Reproduce each line of the material precisely.

## DATA ENTRIES

----------------------------------------

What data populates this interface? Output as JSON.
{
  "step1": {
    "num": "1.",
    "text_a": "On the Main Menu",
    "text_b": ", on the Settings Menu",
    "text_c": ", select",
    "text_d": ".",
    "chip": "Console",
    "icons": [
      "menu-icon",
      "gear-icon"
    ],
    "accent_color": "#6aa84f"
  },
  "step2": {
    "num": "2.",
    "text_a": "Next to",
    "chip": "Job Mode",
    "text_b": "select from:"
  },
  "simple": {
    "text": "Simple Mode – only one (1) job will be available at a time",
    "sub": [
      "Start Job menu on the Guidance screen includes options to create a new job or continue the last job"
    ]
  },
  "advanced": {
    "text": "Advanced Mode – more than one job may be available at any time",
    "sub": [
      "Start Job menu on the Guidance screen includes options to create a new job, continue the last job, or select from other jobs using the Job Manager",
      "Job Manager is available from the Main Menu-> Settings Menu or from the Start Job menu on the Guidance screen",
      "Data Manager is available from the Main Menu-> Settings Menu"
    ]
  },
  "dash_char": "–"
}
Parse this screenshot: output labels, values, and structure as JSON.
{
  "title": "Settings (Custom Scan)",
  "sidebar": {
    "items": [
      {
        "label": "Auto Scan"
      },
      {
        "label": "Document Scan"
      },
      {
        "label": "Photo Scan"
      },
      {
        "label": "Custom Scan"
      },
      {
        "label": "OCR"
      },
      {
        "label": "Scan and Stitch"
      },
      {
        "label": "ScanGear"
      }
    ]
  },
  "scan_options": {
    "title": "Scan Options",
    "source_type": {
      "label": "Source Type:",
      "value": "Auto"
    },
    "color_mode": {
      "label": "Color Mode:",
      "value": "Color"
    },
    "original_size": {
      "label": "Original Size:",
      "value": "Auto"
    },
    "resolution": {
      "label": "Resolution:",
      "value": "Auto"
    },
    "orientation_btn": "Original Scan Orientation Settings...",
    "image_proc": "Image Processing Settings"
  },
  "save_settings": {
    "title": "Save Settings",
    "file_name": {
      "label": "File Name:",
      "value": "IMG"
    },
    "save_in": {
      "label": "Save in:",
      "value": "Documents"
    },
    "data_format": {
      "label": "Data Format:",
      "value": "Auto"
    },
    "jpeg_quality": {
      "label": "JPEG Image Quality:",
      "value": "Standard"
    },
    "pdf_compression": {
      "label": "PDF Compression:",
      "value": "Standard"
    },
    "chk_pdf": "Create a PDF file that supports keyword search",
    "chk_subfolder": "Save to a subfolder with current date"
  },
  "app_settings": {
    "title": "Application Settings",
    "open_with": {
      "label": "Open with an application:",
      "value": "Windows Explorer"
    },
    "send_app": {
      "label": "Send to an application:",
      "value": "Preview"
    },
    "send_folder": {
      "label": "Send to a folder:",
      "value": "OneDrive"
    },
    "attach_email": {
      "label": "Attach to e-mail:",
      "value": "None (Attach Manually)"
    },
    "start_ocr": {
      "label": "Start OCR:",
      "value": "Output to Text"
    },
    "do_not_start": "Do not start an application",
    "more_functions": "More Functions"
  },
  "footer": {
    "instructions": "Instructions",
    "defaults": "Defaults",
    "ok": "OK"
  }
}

----------------------------------------

## THE RESPONSE
What data populates this interface? Output as JSON.
{
  "step1": {
    "num": "1.",
    "text_a": "On the Main Menu",
    "text_b": ", on the Settings Menu",
    "text_c": ", select",
    "text_d": ".",
    "chip": "Console",
    "icons": [
      "menu-icon",
      "gear-icon"
    ],
    "accent_color": "#6aa84f"
  },
  "step2": {
    "num": "2.",
    "text_a": "Next to",
    "chip": "Job Mode",
    "text_b": "select from:"
  },
  "simple": {
    "text": "Simple Mode – only one (1) job will be available at a time",
    "sub": [
      "Start Job menu on the Guidance screen includes options to create a new job or continue the last job"
    ]
  },
  "advanced": {
    "text": "Advanced Mode – more than one job may be available at any time",
    "sub": [
      "Start Job menu on the Guidance screen includes options to create a new job, continue the last job, or select from other jobs using the Job Manager",
      "Job Manager is available from the Main Menu-> Settings Menu or from the Start Job menu on the Guidance screen",
      "Data Manager is available from the Main Menu-> Settings Menu"
    ]
  },
  "dash_char": "–"
}
Parse this screenshot: output labels, values, and structure as JSON.
{
  "title": "Settings (Custom Scan)",
  "sidebar": {
    "items": [
      {
        "label": "Auto Scan"
      },
      {
        "label": "Document Scan"
      },
      {
        "label": "Photo Scan"
      },
      {
        "label": "Custom Scan"
      },
      {
        "label": "OCR"
      },
      {
        "label": "Scan and Stitch"
      },
      {
        "label": "ScanGear"
      }
    ]
  },
  "scan_options": {
    "title": "Scan Options",
    "source_type": {
      "label": "Source Type:",
      "value": "Auto"
    },
    "color_mode": {
      "label": "Color Mode:",
      "value": "Color"
    },
    "original_size": {
      "label": "Original Size:",
      "value": "Auto"
    },
    "resolution": {
      "label": "Resolution:",
      "value": "Auto"
    },
    "orientation_btn": "Original Scan Orientation Settings...",
    "image_proc": "Image Processing Settings"
  },
  "save_settings": {
    "title": "Save Settings",
    "file_name": {
      "label": "File Name:",
      "value": "IMG"
    },
    "save_in": {
      "label": "Save in:",
      "value": "Documents"
    },
    "data_format": {
      "label": "Data Format:",
      "value": "Auto"
    },
    "jpeg_quality": {
      "label": "JPEG Image Quality:",
      "value": "Standard"
    },
    "pdf_compression": {
      "label": "PDF Compression:",
      "value": "Standard"
    },
    "chk_pdf": "Create a PDF file that supports keyword search",
    "chk_subfolder": "Save to a subfolder with current date"
  },
  "app_settings": {
    "title": "Application Settings",
    "open_with": {
      "label": "Open with an application:",
      "value": "Windows Explorer"
    },
    "send_app": {
      "label": "Send to an application:",
      "value": "Preview"
    },
    "send_folder": {
      "label": "Send to a folder:",
      "value": "OneDrive"
    },
    "attach_email": {
      "label": "Attach to e-mail:",
      "value": "None (Attach Manually)"
    },
    "start_ocr": {
      "label": "Start OCR:",
      "value": "Output to Text"
    },
    "do_not_start": "Do not start an application",
    "more_functions": "More Functions"
  },
  "footer": {
    "instructions": "Instructions",
    "defaults": "Defaults",
    "ok": "OK"
  }
}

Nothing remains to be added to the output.